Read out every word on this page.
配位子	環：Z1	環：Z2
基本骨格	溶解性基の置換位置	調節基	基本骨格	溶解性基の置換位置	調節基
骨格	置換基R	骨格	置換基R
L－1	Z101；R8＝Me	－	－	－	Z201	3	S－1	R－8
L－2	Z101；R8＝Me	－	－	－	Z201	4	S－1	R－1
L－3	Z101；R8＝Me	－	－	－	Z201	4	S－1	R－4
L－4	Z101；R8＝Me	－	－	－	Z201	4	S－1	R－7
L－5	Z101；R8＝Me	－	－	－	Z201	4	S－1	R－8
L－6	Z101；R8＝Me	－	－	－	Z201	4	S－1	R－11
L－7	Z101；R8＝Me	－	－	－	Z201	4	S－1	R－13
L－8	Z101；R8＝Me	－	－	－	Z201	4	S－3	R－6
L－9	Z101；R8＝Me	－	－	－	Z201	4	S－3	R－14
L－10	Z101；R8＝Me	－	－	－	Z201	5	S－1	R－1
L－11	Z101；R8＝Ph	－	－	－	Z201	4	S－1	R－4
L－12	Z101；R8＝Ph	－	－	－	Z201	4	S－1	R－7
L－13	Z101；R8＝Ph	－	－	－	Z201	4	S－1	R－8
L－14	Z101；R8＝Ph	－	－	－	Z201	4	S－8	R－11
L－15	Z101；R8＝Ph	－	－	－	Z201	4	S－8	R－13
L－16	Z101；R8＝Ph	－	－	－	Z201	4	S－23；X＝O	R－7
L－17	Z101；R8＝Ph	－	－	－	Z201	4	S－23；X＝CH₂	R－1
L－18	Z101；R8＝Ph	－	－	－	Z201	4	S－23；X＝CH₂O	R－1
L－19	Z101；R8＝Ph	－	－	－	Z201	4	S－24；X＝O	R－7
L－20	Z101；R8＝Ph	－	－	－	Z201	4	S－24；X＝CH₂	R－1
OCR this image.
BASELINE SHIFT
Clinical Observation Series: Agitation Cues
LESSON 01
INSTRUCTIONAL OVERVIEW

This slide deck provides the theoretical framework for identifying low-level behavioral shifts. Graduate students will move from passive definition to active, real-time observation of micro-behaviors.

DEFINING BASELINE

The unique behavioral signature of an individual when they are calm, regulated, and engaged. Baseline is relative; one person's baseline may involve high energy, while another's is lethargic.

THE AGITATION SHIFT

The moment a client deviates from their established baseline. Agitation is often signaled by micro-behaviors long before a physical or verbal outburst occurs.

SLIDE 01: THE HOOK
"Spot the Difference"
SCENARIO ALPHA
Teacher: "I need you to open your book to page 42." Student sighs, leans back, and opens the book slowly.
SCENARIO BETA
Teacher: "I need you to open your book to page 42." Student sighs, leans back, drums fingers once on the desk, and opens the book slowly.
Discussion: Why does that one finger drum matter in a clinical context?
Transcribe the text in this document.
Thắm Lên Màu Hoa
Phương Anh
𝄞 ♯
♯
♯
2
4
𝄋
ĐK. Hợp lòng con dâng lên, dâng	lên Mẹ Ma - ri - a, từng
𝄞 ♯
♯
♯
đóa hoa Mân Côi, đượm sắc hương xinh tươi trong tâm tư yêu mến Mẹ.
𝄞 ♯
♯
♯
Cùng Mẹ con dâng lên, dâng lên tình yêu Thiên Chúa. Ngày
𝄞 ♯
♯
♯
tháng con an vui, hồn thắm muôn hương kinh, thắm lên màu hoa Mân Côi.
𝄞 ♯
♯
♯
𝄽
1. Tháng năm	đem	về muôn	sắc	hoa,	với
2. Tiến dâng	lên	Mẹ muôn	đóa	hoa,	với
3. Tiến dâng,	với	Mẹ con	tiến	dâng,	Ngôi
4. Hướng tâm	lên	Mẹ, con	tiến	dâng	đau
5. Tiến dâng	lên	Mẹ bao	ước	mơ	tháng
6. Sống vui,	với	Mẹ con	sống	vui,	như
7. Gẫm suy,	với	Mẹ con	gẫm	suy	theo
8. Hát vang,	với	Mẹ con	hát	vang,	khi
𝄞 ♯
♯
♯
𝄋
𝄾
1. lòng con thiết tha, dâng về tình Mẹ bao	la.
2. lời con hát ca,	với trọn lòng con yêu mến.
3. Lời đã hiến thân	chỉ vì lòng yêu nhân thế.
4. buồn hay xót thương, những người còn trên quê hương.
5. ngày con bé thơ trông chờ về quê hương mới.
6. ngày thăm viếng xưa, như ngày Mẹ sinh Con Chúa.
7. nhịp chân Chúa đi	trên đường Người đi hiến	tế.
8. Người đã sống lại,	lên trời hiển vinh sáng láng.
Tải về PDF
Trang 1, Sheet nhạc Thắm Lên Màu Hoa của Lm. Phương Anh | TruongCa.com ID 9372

------------------------------

EXERCISE PROMPT:
From the material above, copy each line that includes the word "back".

WRITTEN RESPONSE:
Teacher: "I need you to open your book to page 42." Student sighs, leans back, and opens the book slowly.
Teacher: "I need you to open your book to page 42." Student sighs, leans back, drums fingers once on the desk, and opens the book slowly.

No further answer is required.